### [What needs to be done]
Go through the entries one line at a time, and gather every line that has the word "JSON".

════════════════

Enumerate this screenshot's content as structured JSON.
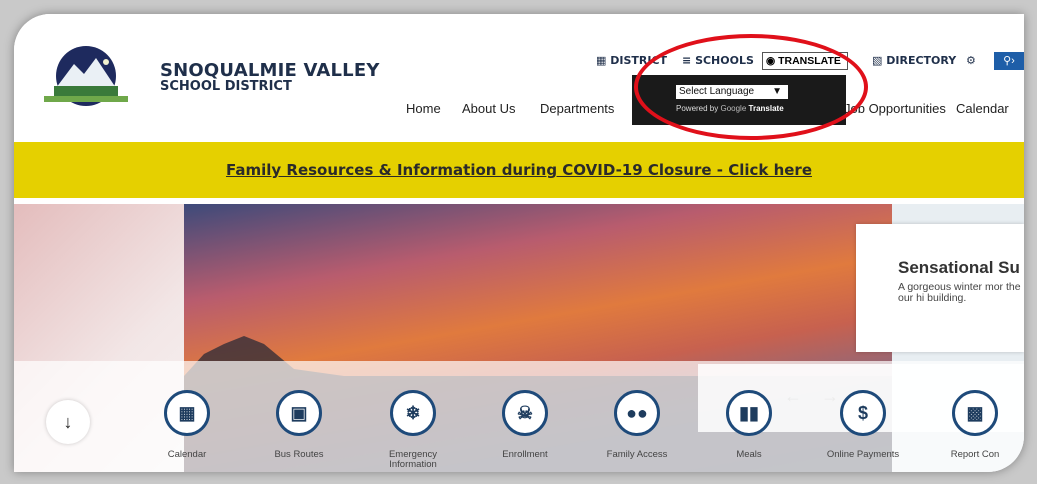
{
  "header": {
    "district_line1": "SNOQUALMIE VALLEY",
    "district_line2": "SCHOOL DISTRICT"
  },
  "utility": {
    "district": "DISTRICT",
    "schools": "SCHOOLS",
    "translate": "TRANSLATE",
    "directory": "DIRECTORY",
    "search_icon": "search-icon",
    "gear_icon": "gear-icon"
  },
  "nav": {
    "home": "Home",
    "about": "About Us",
    "departments": "Departments",
    "jobs": "Job Opportunities",
    "calendar": "Calendar"
  },
  "translate_dropdown": {
    "select_label": "Select Language",
    "powered_by": "Powered by",
    "google": "Google",
    "translate_word": "Translate"
  },
  "banner": {
    "text": "Family Resources & Information during COVID-19 Closure - Click here"
  },
  "hero": {
    "caption_title": "Sensational Su",
    "caption_body": "A gorgeous winter mor the bell tower of our hi building."
  },
  "quick_links": [
    {
      "label": "Calendar",
      "icon": "calendar-icon"
    },
    {
      "label": "Bus Routes",
      "icon": "bus-icon"
    },
    {
      "label": "Emergency Information",
      "icon": "snowflake-icon"
    },
    {
      "label": "Enrollment",
      "icon": "person-icon"
    },
    {
      "label": "Family Access",
      "icon": "people-icon"
    },
    {
      "label": "Meals",
      "icon": "utensils-icon"
    },
    {
      "label": "Online Payments",
      "icon": "dollar-icon"
    },
    {
      "label": "Report Con",
      "icon": "message-icon"
    }
  ],
  "colors": {
    "banner": "#e5d000",
    "nav_blue": "#1f2f4a",
    "highlight": "#e0101a"
  }
}
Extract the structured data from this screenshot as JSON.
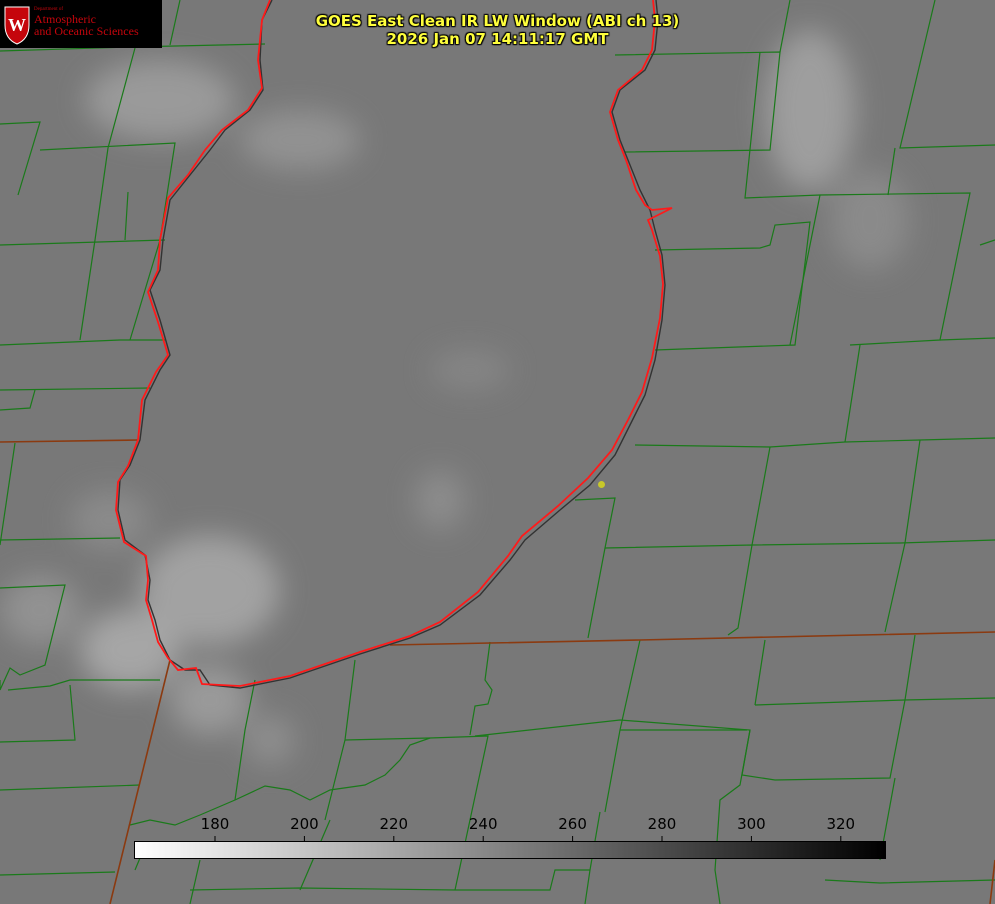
{
  "title": {
    "line1": "GOES East Clean IR LW Window (ABI ch 13)",
    "line2": "2026 Jan 07 14:11:17 GMT"
  },
  "logo": {
    "department": "Department of",
    "line1": "Atmospheric",
    "line2": "and Oceanic Sciences",
    "crest_letter": "W",
    "color": "#c5050c"
  },
  "colorbar": {
    "ticks": [
      "180",
      "200",
      "220",
      "240",
      "260",
      "280",
      "300",
      "320"
    ],
    "min_color": "#ffffff",
    "max_color": "#000000"
  },
  "map": {
    "background": "#7a7a7a",
    "county_border_color": "#1a7a1a",
    "coastline_color": "#e01010",
    "state_border_color": "#8b3a10"
  }
}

════════════════

### [Answer to the problem]
Enumerate this screenshot's content as structured JSON.
Extract the structured data from this screenshot as JSON.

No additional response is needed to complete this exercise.